Material shown >>
Begin

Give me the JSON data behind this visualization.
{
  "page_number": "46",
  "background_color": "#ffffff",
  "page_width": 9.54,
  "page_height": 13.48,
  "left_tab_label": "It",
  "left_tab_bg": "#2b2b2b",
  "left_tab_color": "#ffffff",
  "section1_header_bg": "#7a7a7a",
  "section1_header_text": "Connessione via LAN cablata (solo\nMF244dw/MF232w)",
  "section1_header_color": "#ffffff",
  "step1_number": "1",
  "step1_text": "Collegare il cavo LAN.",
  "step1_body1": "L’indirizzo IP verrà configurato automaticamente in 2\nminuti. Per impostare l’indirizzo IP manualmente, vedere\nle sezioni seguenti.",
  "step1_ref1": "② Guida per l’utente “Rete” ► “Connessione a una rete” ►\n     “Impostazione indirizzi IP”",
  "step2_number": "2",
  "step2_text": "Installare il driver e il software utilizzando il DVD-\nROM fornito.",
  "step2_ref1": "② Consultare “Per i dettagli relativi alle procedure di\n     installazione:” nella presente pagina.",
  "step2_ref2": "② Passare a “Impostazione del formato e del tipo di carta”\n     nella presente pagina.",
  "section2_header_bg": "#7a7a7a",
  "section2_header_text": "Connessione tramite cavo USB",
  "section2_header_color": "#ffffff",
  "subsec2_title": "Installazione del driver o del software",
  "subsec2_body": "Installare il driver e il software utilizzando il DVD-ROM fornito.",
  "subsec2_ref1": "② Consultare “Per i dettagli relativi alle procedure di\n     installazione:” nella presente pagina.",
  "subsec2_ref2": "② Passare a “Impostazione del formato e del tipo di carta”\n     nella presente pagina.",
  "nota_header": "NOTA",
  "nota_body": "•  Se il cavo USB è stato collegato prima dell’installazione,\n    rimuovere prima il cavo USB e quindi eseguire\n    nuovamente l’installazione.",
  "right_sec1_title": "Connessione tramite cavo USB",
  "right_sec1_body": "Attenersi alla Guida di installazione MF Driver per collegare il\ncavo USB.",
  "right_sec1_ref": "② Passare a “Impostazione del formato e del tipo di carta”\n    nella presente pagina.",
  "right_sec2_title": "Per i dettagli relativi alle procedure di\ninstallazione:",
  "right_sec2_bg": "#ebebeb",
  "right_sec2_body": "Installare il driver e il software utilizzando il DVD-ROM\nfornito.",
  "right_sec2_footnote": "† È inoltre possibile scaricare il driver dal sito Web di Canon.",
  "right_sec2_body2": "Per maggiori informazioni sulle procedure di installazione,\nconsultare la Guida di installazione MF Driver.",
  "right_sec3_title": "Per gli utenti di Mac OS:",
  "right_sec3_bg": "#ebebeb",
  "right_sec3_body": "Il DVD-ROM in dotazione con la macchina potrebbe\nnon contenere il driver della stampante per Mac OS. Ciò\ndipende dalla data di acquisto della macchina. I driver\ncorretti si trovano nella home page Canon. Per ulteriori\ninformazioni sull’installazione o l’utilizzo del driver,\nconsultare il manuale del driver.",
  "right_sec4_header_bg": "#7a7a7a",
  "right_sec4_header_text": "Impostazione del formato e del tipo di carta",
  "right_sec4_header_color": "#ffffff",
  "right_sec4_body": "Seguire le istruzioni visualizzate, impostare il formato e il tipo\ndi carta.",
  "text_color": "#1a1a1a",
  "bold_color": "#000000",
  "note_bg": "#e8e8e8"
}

End

What you have to do >> The entries above must be returned in full, exactly as shown.

Exercise output >>
Give me the JSON data behind this visualization.
{
  "page_number": "46",
  "background_color": "#ffffff",
  "page_width": 9.54,
  "page_height": 13.48,
  "left_tab_label": "It",
  "left_tab_bg": "#2b2b2b",
  "left_tab_color": "#ffffff",
  "section1_header_bg": "#7a7a7a",
  "section1_header_text": "Connessione via LAN cablata (solo\nMF244dw/MF232w)",
  "section1_header_color": "#ffffff",
  "step1_number": "1",
  "step1_text": "Collegare il cavo LAN.",
  "step1_body1": "L’indirizzo IP verrà configurato automaticamente in 2\nminuti. Per impostare l’indirizzo IP manualmente, vedere\nle sezioni seguenti.",
  "step1_ref1": "② Guida per l’utente “Rete” ► “Connessione a una rete” ►\n     “Impostazione indirizzi IP”",
  "step2_number": "2",
  "step2_text": "Installare il driver e il software utilizzando il DVD-\nROM fornito.",
  "step2_ref1": "② Consultare “Per i dettagli relativi alle procedure di\n     installazione:” nella presente pagina.",
  "step2_ref2": "② Passare a “Impostazione del formato e del tipo di carta”\n     nella presente pagina.",
  "section2_header_bg": "#7a7a7a",
  "section2_header_text": "Connessione tramite cavo USB",
  "section2_header_color": "#ffffff",
  "subsec2_title": "Installazione del driver o del software",
  "subsec2_body": "Installare il driver e il software utilizzando il DVD-ROM fornito.",
  "subsec2_ref1": "② Consultare “Per i dettagli relativi alle procedure di\n     installazione:” nella presente pagina.",
  "subsec2_ref2": "② Passare a “Impostazione del formato e del tipo di carta”\n     nella presente pagina.",
  "nota_header": "NOTA",
  "nota_body": "•  Se il cavo USB è stato collegato prima dell’installazione,\n    rimuovere prima il cavo USB e quindi eseguire\n    nuovamente l’installazione.",
  "right_sec1_title": "Connessione tramite cavo USB",
  "right_sec1_body": "Attenersi alla Guida di installazione MF Driver per collegare il\ncavo USB.",
  "right_sec1_ref": "② Passare a “Impostazione del formato e del tipo di carta”\n    nella presente pagina.",
  "right_sec2_title": "Per i dettagli relativi alle procedure di\ninstallazione:",
  "right_sec2_bg": "#ebebeb",
  "right_sec2_body": "Installare il driver e il software utilizzando il DVD-ROM\nfornito.",
  "right_sec2_footnote": "† È inoltre possibile scaricare il driver dal sito Web di Canon.",
  "right_sec2_body2": "Per maggiori informazioni sulle procedure di installazione,\nconsultare la Guida di installazione MF Driver.",
  "right_sec3_title": "Per gli utenti di Mac OS:",
  "right_sec3_bg": "#ebebeb",
  "right_sec3_body": "Il DVD-ROM in dotazione con la macchina potrebbe\nnon contenere il driver della stampante per Mac OS. Ciò\ndipende dalla data di acquisto della macchina. I driver\ncorretti si trovano nella home page Canon. Per ulteriori\ninformazioni sull’installazione o l’utilizzo del driver,\nconsultare il manuale del driver.",
  "right_sec4_header_bg": "#7a7a7a",
  "right_sec4_header_text": "Impostazione del formato e del tipo di carta",
  "right_sec4_header_color": "#ffffff",
  "right_sec4_body": "Seguire le istruzioni visualizzate, impostare il formato e il tipo\ndi carta.",
  "text_color": "#1a1a1a",
  "bold_color": "#000000",
  "note_bg": "#e8e8e8"
}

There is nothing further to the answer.